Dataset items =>
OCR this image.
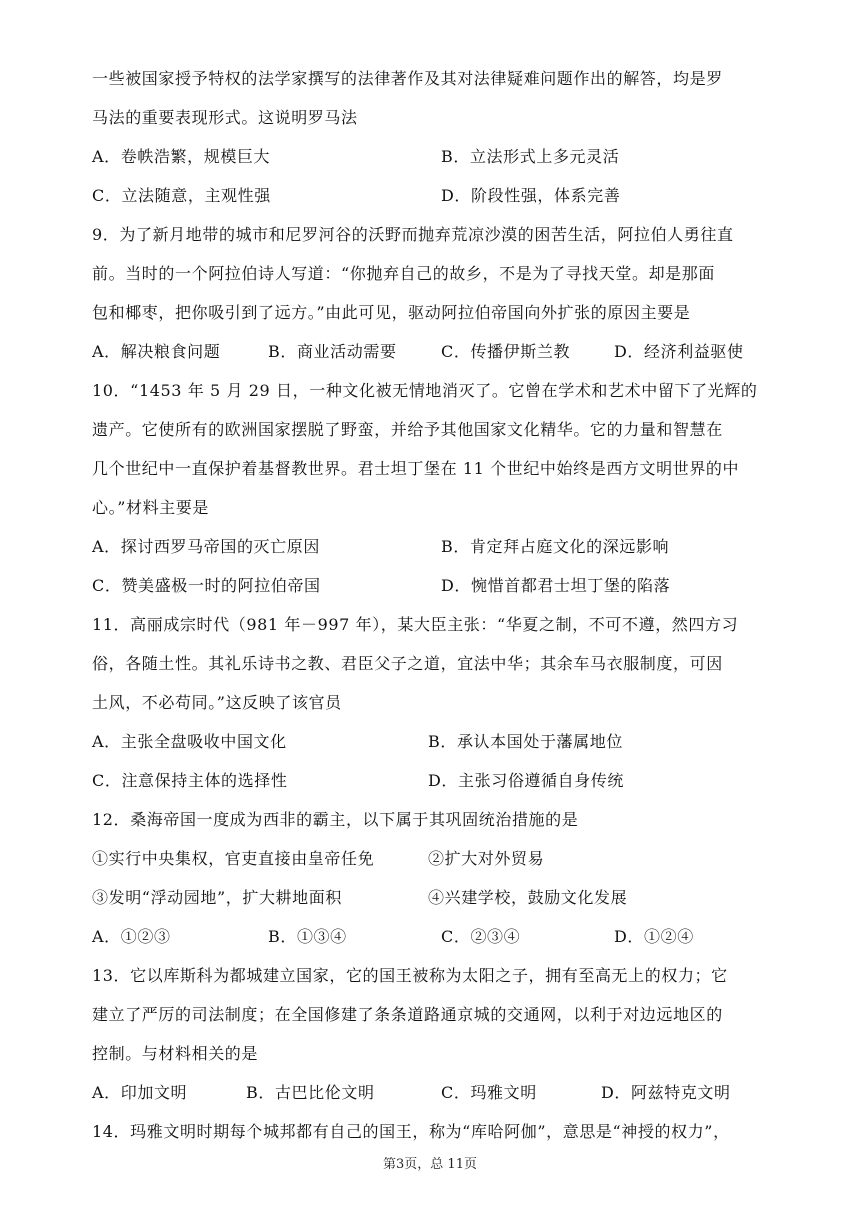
一些被国家授予特权的法学家撰写的法律著作及其对法律疑难问题作出的解答，均是罗
马法的重要表现形式。这说明罗马法
A．卷帙浩繁，规模巨大	B．立法形式上多元灵活
C．立法随意，主观性强	D．阶段性强，体系完善
9．为了新月地带的城市和尼罗河谷的沃野而抛弃荒凉沙漠的困苦生活，阿拉伯人勇往直
前。当时的一个阿拉伯诗人写道：“你抛弃自己的故乡，不是为了寻找天堂。却是那面
包和椰枣，把你吸引到了远方。”由此可见，驱动阿拉伯帝国向外扩张的原因主要是
A．解决粮食问题	B．商业活动需要	C．传播伊斯兰教	D．经济利益驱使
10．“1453 年 5 月 29 日，一种文化被无情地消灭了。它曾在学术和艺术中留下了光辉的
遗产。它使所有的欧洲国家摆脱了野蛮，并给予其他国家文化精华。它的力量和智慧在
几个世纪中一直保护着基督教世界。君士坦丁堡在 11 个世纪中始终是西方文明世界的中
心。”材料主要是
A．探讨西罗马帝国的灭亡原因	B．肯定拜占庭文化的深远影响
C．赞美盛极一时的阿拉伯帝国	D．惋惜首都君士坦丁堡的陷落
11．高丽成宗时代（981 年－997 年），某大臣主张：“华夏之制，不可不遵，然四方习
俗，各随土性。其礼乐诗书之教、君臣父子之道，宜法中华；其余车马衣服制度，可因
土风，不必苟同。”这反映了该官员
A．主张全盘吸收中国文化	B．承认本国处于藩属地位
C．注意保持主体的选择性	D．主张习俗遵循自身传统
12．桑海帝国一度成为西非的霸主，以下属于其巩固统治措施的是
①实行中央集权，官吏直接由皇帝任免	②扩大对外贸易
③发明“浮动园地”，扩大耕地面积	④兴建学校，鼓励文化发展
A．①②③	B．①③④	C．②③④	D．①②④
13．它以库斯科为都城建立国家，它的国王被称为太阳之子，拥有至高无上的权力；它
建立了严厉的司法制度；在全国修建了条条道路通京城的交通网，以利于对边远地区的
控制。与材料相关的是
A．印加文明	B．古巴比伦文明	C．玛雅文明	D．阿兹特克文明
14．玛雅文明时期每个城邦都有自己的国王，称为“库哈阿伽”，意思是“神授的权力”，
第3页，总 11页
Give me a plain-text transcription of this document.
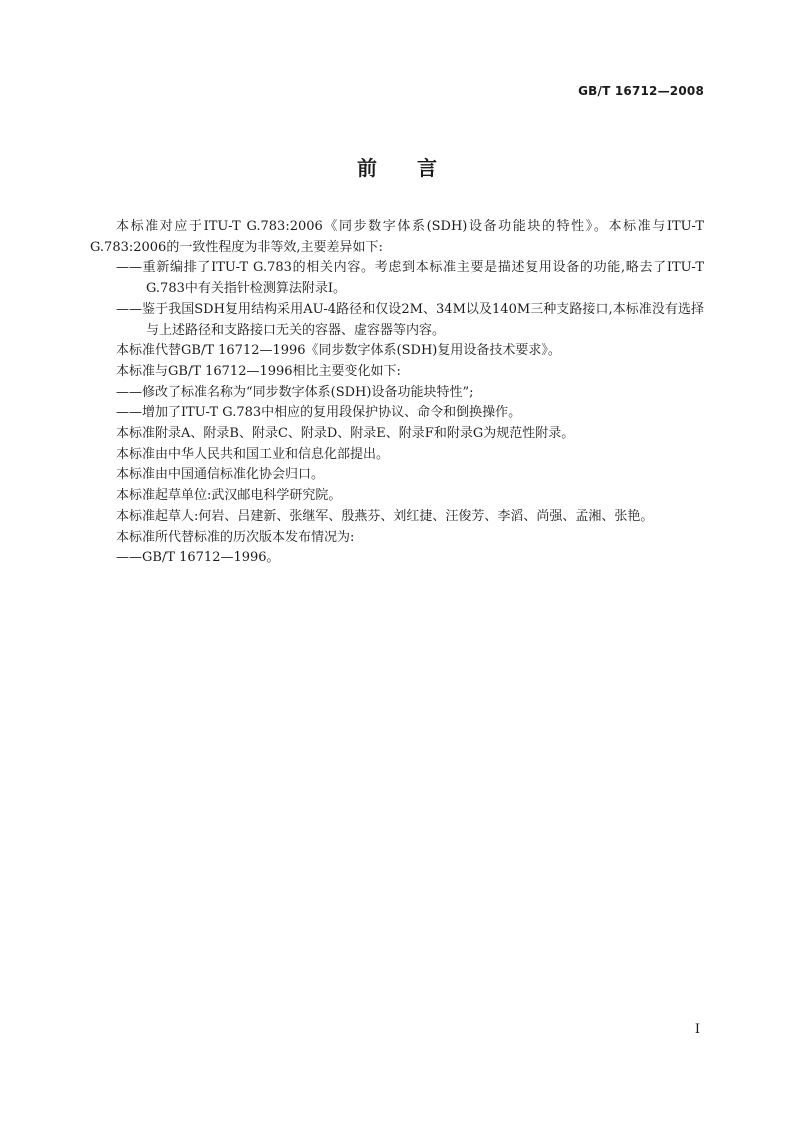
GB/T 16712—2008
前言

本标准对应于ITU-T G.783:2006《同步数字体系(SDH)设备功能块的特性》。本标准与ITU-T G.783:2006的一致性程度为非等效,主要差异如下:

——重新编排了ITU-T G.783的相关内容。考虑到本标准主要是描述复用设备的功能,略去了ITU-T G.783中有关指针检测算法附录I。

——鉴于我国SDH复用结构采用AU-4路径和仅设2M、34M以及140M三种支路接口,本标准没有选择与上述路径和支路接口无关的容器、虚容器等内容。

本标准代替GB/T 16712—1996《同步数字体系(SDH)复用设备技术要求》。

本标准与GB/T 16712—1996相比主要变化如下:

——修改了标准名称为“同步数字体系(SDH)设备功能块特性”;

——增加了ITU-T G.783中相应的复用段保护协议、命令和倒换操作。

本标准附录A、附录B、附录C、附录D、附录E、附录F和附录G为规范性附录。

本标准由中华人民共和国工业和信息化部提出。

本标准由中国通信标准化协会归口。

本标准起草单位:武汉邮电科学研究院。

本标准起草人:何岩、吕建新、张继军、殷燕芬、刘红捷、汪俊芳、李滔、尚强、孟湘、张艳。

本标准所代替标准的历次版本发布情况为:

——GB/T 16712—1996。

I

Short task => Leave out the pictures and reproduce the rest of the listing exactly.

Complete answer =>
OCR this image.
一些被国家授予特权的法学家撰写的法律著作及其对法律疑难问题作出的解答，均是罗
马法的重要表现形式。这说明罗马法
A．卷帙浩繁，规模巨大	B．立法形式上多元灵活
C．立法随意，主观性强	D．阶段性强，体系完善
9．为了新月地带的城市和尼罗河谷的沃野而抛弃荒凉沙漠的困苦生活，阿拉伯人勇往直
前。当时的一个阿拉伯诗人写道：“你抛弃自己的故乡，不是为了寻找天堂。却是那面
包和椰枣，把你吸引到了远方。”由此可见，驱动阿拉伯帝国向外扩张的原因主要是
A．解决粮食问题	B．商业活动需要	C．传播伊斯兰教	D．经济利益驱使
10．“1453 年 5 月 29 日，一种文化被无情地消灭了。它曾在学术和艺术中留下了光辉的
遗产。它使所有的欧洲国家摆脱了野蛮，并给予其他国家文化精华。它的力量和智慧在
几个世纪中一直保护着基督教世界。君士坦丁堡在 11 个世纪中始终是西方文明世界的中
心。”材料主要是
A．探讨西罗马帝国的灭亡原因	B．肯定拜占庭文化的深远影响
C．赞美盛极一时的阿拉伯帝国	D．惋惜首都君士坦丁堡的陷落
11．高丽成宗时代（981 年－997 年），某大臣主张：“华夏之制，不可不遵，然四方习
俗，各随土性。其礼乐诗书之教、君臣父子之道，宜法中华；其余车马衣服制度，可因
土风，不必苟同。”这反映了该官员
A．主张全盘吸收中国文化	B．承认本国处于藩属地位
C．注意保持主体的选择性	D．主张习俗遵循自身传统
12．桑海帝国一度成为西非的霸主，以下属于其巩固统治措施的是
①实行中央集权，官吏直接由皇帝任免	②扩大对外贸易
③发明“浮动园地”，扩大耕地面积	④兴建学校，鼓励文化发展
A．①②③	B．①③④	C．②③④	D．①②④
13．它以库斯科为都城建立国家，它的国王被称为太阳之子，拥有至高无上的权力；它
建立了严厉的司法制度；在全国修建了条条道路通京城的交通网，以利于对边远地区的
控制。与材料相关的是
A．印加文明	B．古巴比伦文明	C．玛雅文明	D．阿兹特克文明
14．玛雅文明时期每个城邦都有自己的国王，称为“库哈阿伽”，意思是“神授的权力”，
第3页，总 11页
Give me a plain-text transcription of this document.
GB/T 16712—2008
前言

本标准对应于ITU-T G.783:2006《同步数字体系(SDH)设备功能块的特性》。本标准与ITU-T G.783:2006的一致性程度为非等效,主要差异如下:

——重新编排了ITU-T G.783的相关内容。考虑到本标准主要是描述复用设备的功能,略去了ITU-T G.783中有关指针检测算法附录I。

——鉴于我国SDH复用结构采用AU-4路径和仅设2M、34M以及140M三种支路接口,本标准没有选择与上述路径和支路接口无关的容器、虚容器等内容。

本标准代替GB/T 16712—1996《同步数字体系(SDH)复用设备技术要求》。

本标准与GB/T 16712—1996相比主要变化如下:

——修改了标准名称为“同步数字体系(SDH)设备功能块特性”;

——增加了ITU-T G.783中相应的复用段保护协议、命令和倒换操作。

本标准附录A、附录B、附录C、附录D、附录E、附录F和附录G为规范性附录。

本标准由中华人民共和国工业和信息化部提出。

本标准由中国通信标准化协会归口。

本标准起草单位:武汉邮电科学研究院。

本标准起草人:何岩、吕建新、张继军、殷燕芬、刘红捷、汪俊芳、李滔、尚强、孟湘、张艳。

本标准所代替标准的历次版本发布情况为:

——GB/T 16712—1996。

I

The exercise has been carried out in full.